AIM: Go through the entries below and retype them exactly, omitting each picture.

─── RECORDS SUPPLIED

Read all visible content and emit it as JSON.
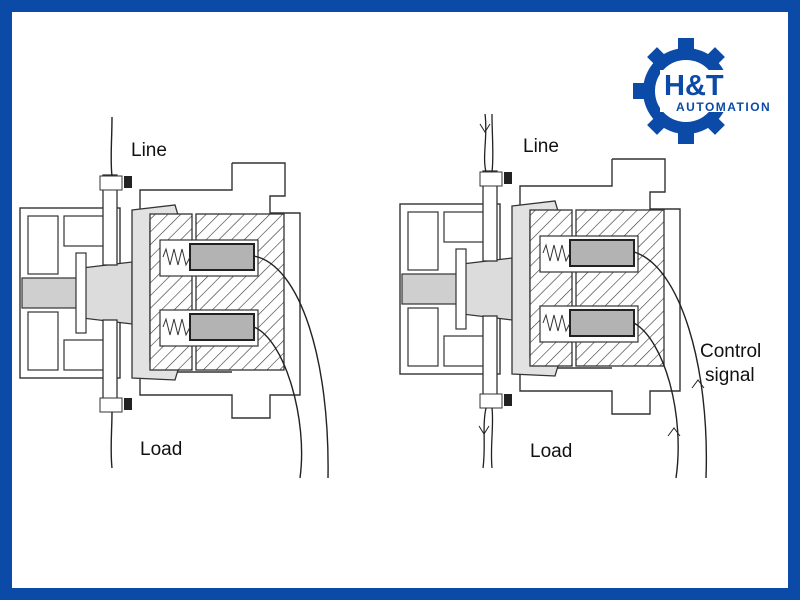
{
  "left_diagram": {
    "line_label": "Line",
    "load_label": "Load"
  },
  "right_diagram": {
    "line_label": "Line",
    "load_label": "Load",
    "control_label_1": "Control",
    "control_label_2": "signal"
  },
  "logo": {
    "title": "H&T",
    "subtitle": "AUTOMATION"
  },
  "colors": {
    "border": "#0b4aa6",
    "brand": "#0b4aa6",
    "coil": "#b3b3b3",
    "line": "#222222"
  }
}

──────

ANSWER TO THE EXERCISE:
Read all visible content and emit it as JSON.
{
  "left_diagram": {
    "line_label": "Line",
    "load_label": "Load"
  },
  "right_diagram": {
    "line_label": "Line",
    "load_label": "Load",
    "control_label_1": "Control",
    "control_label_2": "signal"
  },
  "logo": {
    "title": "H&T",
    "subtitle": "AUTOMATION"
  },
  "colors": {
    "border": "#0b4aa6",
    "brand": "#0b4aa6",
    "coil": "#b3b3b3",
    "line": "#222222"
  }
}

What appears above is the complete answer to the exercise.